_SOURCE TEXT_
>> start
Within the luscious pink acrylic that composes Yvette Mayorga’s Surveillance Locket series, messages of joy and nostalgia for a 90s childhood coexist with critiques of consumerism and gendered labor. The Chicago-based artist uses tools like piping bags and tips to apply paint in peaks, curls, and scalloped edges evocative of an elaborately decorated cake. She builds each relief layer by layer, drawing on techniques she gleans from baking shows and Instagram tutorials. “Cake decorating is a true craft that is super laborious,” she says.
This sense of labor permeates Mayorga’s body of work and provides a conceptual framework that’s as subversive as it is celebratory: “The color pink holds so much weight that is tied to fragility and prescribed to femme identity and gender norms. Piping and baking labor is also very gendered and constitutes a perceived notion of labor,” she says. “I am saying that pink and baking labor is powerful. The hyper femme is powerful.”
>> end
_DIRECTIVE 1_
Answer these from the passage on Yvette Mayorga's art:
(a) In which city is Mayorga based?
(b) Which tools does she use to apply the paint?
(c) According to Mayorga, what is the color pink tied to?
_DIRECTIVE 2_
Please write the next part of the passage on Yvette Mayorga's art, picking up after its last sentence.
The data is separate from the passage on Yvette Mayorga's art.

_Records_
>> start
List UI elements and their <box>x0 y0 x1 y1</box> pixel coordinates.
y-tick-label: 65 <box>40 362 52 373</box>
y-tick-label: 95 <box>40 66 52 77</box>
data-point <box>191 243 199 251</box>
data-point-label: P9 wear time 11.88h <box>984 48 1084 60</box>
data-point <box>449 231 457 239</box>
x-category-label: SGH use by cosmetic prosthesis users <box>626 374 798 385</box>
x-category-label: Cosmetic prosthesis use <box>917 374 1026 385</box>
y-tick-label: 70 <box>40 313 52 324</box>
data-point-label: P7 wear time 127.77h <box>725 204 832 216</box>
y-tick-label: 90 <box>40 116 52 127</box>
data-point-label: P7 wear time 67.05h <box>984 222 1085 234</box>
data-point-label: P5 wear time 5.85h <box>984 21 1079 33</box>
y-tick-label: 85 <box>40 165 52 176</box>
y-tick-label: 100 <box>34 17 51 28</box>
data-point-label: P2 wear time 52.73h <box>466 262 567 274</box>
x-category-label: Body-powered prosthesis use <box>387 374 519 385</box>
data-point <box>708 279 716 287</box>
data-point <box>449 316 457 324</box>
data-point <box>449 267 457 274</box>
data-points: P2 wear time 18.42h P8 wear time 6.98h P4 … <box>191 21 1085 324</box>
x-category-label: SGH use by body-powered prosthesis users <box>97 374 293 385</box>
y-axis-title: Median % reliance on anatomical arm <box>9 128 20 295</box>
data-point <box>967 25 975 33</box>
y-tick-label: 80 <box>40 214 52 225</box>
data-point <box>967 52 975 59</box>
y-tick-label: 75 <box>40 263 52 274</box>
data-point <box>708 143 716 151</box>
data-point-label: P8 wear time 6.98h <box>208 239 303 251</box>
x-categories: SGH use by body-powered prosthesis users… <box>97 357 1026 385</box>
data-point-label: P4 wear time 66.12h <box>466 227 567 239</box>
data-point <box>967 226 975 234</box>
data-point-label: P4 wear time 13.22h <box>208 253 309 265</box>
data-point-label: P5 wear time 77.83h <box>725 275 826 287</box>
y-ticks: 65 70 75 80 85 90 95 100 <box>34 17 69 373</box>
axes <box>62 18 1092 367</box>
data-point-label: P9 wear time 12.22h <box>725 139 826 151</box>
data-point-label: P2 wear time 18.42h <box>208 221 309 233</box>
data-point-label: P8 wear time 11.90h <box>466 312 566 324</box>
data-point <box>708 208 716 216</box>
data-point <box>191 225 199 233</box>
>> end
_REPLY 1_
(a) Chicago.
(b) Piping bags and tips.
(c) Fragility; it is also prescribed to femme identity and gender norms.

_REPLY 2_
Alongside fields of ornate textures, the artist also uses the tactile material to define labyrinth-like playhouses, which reference the small, plastic clamshells called Polly Pockets. “It’s a toy that I always dreamed of owning,” she tells Colossal. “To me, it’s a marker of attaining an Americaness that as a child of immigrants is often sometimes forced upon us in order to fit in.” Mayorga’s iterations include recreations of her childhood home alongside gilded rooms, staircases, and Rococo-style flourishes she admired while spending her childhood summers in west-central Jalisco and Zacatecas, Mexico. More modern emblems like cartoon-style characters and the televisions she used to watch MTV and Looney Tunes, alongside frames showcasing art historical works and selfies, complete the decadent mansions.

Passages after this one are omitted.